→ **GIVEN EXERCISE**: Copy out the entries, unchanged, from the very first one through the line that contains "table-row: 4 Block", including both of those lines.

(Labeled region entries)
━━━━━━━━━━
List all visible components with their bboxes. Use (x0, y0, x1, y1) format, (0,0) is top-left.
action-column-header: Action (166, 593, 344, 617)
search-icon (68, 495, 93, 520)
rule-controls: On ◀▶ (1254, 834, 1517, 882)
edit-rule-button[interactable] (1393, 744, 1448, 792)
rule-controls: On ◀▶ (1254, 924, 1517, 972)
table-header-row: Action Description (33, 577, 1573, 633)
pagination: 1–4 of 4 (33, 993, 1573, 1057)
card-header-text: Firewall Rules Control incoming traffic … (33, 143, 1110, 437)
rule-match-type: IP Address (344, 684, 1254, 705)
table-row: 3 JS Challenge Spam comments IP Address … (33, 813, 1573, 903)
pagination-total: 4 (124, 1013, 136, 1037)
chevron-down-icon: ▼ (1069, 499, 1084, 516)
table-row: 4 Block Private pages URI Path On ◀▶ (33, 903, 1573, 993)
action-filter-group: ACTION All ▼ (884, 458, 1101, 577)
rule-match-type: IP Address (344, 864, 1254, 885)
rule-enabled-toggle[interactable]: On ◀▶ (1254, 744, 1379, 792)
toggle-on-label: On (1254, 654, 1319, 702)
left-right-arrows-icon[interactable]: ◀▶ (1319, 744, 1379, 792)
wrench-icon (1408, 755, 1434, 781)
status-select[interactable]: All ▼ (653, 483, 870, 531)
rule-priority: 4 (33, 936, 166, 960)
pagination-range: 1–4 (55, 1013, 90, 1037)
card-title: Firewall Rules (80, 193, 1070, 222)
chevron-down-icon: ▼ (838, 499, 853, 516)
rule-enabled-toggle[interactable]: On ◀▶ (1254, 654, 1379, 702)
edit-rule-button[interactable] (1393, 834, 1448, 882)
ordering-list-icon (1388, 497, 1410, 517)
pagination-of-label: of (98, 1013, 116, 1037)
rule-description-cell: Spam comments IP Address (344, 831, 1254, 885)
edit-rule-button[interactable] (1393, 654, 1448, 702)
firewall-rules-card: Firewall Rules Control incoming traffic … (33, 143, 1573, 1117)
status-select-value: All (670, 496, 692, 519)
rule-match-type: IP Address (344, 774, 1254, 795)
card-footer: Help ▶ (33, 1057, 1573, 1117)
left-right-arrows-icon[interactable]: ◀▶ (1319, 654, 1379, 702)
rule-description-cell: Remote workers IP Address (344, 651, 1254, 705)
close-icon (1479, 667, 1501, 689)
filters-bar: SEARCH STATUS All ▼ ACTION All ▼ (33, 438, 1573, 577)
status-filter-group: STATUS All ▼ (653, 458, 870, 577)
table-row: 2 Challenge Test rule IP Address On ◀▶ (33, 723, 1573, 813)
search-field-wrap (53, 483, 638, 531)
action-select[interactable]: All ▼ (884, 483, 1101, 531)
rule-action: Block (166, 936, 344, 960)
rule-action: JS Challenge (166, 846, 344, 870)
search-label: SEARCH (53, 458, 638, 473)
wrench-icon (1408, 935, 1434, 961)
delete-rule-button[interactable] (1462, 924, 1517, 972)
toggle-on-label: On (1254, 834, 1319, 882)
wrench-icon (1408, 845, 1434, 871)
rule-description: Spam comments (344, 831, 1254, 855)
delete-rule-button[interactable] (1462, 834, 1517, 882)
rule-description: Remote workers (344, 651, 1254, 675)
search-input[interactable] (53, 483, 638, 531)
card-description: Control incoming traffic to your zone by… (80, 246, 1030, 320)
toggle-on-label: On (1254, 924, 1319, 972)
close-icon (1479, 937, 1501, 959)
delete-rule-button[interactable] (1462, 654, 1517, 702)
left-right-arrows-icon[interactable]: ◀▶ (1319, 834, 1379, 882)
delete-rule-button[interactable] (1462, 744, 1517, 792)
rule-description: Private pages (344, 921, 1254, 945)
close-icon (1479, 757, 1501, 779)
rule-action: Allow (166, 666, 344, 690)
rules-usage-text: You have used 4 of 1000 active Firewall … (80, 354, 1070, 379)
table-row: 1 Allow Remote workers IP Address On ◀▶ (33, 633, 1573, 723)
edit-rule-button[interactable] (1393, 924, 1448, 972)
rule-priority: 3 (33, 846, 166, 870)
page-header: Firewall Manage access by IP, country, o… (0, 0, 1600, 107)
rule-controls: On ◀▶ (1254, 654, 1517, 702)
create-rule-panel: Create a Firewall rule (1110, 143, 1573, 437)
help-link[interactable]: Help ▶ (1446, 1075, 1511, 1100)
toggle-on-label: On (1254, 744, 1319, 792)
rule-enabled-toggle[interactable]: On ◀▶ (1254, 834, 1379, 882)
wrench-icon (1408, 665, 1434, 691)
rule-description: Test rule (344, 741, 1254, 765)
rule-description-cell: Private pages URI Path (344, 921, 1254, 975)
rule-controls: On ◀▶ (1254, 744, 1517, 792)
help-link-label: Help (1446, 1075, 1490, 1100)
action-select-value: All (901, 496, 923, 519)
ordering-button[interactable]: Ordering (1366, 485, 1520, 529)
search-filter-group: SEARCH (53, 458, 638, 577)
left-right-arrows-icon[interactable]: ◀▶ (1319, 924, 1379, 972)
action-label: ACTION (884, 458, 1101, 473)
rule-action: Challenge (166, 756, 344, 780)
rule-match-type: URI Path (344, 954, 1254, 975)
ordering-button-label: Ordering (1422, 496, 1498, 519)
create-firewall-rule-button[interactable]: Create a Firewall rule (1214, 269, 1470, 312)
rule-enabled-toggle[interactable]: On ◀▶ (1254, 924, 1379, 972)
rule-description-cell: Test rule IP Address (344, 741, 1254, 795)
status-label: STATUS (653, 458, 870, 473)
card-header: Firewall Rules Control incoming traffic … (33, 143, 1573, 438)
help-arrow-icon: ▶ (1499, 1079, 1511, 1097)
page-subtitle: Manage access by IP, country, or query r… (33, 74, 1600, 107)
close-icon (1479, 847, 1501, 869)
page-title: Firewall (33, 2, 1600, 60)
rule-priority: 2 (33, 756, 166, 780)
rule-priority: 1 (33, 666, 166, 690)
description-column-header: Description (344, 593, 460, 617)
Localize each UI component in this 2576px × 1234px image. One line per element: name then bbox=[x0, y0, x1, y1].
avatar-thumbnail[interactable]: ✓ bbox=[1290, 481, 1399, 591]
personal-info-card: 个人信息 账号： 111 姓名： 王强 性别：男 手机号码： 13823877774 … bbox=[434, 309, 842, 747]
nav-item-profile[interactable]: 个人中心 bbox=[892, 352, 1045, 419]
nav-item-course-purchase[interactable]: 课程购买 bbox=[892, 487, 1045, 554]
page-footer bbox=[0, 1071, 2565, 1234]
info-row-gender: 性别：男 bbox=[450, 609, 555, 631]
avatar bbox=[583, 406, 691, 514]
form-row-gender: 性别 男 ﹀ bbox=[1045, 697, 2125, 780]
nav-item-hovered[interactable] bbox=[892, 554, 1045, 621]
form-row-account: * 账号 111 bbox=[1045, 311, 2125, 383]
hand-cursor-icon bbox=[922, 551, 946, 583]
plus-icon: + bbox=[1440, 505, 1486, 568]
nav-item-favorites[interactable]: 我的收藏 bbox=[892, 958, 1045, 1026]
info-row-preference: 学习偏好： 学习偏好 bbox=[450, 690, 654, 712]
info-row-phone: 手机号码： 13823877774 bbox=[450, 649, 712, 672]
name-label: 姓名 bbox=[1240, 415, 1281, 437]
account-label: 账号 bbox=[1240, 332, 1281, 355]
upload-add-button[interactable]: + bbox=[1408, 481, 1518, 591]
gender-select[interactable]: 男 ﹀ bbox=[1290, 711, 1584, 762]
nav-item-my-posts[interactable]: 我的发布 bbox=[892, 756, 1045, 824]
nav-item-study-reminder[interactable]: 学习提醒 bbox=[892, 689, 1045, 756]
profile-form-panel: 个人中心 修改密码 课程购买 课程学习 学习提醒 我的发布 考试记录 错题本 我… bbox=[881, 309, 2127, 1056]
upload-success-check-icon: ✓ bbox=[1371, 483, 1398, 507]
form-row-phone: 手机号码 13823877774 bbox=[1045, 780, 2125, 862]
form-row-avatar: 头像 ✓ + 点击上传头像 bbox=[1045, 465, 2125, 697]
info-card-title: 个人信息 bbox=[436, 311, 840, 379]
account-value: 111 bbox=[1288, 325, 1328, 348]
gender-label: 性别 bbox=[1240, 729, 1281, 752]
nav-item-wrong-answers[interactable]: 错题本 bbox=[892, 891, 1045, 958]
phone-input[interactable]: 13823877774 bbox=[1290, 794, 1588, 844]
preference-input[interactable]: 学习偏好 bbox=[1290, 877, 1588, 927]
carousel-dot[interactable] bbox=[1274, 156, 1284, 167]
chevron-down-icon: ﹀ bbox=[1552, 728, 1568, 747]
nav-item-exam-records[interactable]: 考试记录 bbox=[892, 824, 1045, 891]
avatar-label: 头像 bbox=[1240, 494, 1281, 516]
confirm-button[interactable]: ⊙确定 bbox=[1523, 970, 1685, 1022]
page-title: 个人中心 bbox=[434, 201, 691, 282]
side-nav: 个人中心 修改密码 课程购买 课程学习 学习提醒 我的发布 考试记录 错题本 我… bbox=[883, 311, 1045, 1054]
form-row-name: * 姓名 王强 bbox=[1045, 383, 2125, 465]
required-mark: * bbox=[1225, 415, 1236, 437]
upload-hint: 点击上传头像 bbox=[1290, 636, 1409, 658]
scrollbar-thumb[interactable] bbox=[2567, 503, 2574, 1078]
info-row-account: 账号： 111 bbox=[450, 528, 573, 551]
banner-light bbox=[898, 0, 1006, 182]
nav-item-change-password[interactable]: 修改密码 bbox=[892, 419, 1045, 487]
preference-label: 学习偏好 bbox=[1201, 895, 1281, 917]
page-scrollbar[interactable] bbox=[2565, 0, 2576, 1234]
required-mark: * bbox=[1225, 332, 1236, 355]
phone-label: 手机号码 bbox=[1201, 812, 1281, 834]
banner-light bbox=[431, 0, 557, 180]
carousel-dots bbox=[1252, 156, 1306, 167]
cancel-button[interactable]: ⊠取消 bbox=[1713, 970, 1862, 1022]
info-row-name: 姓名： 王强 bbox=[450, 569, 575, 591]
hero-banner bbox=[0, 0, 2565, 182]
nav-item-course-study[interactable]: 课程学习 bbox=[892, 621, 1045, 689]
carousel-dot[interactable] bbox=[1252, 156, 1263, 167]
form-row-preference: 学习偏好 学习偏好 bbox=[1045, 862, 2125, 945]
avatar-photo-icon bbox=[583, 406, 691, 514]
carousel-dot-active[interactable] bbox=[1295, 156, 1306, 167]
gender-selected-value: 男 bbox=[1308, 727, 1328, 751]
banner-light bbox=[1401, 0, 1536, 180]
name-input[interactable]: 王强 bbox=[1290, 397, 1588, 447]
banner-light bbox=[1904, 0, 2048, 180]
━━━━━━━━━━
→ **EXERCISE OUTPUT**:
List all visible components with their bboxes. Use (x0, y0, x1, y1) format, (0,0) is top-left.
action-column-header: Action (166, 593, 344, 617)
search-icon (68, 495, 93, 520)
rule-controls: On ◀▶ (1254, 834, 1517, 882)
edit-rule-button[interactable] (1393, 744, 1448, 792)
rule-controls: On ◀▶ (1254, 924, 1517, 972)
table-header-row: Action Description (33, 577, 1573, 633)
pagination: 1–4 of 4 (33, 993, 1573, 1057)
card-header-text: Firewall Rules Control incoming traffic … (33, 143, 1110, 437)
rule-match-type: IP Address (344, 684, 1254, 705)
table-row: 3 JS Challenge Spam comments IP Address … (33, 813, 1573, 903)
pagination-total: 4 (124, 1013, 136, 1037)
chevron-down-icon: ▼ (1069, 499, 1084, 516)
table-row: 4 Block Private pages URI Path On ◀▶ (33, 903, 1573, 993)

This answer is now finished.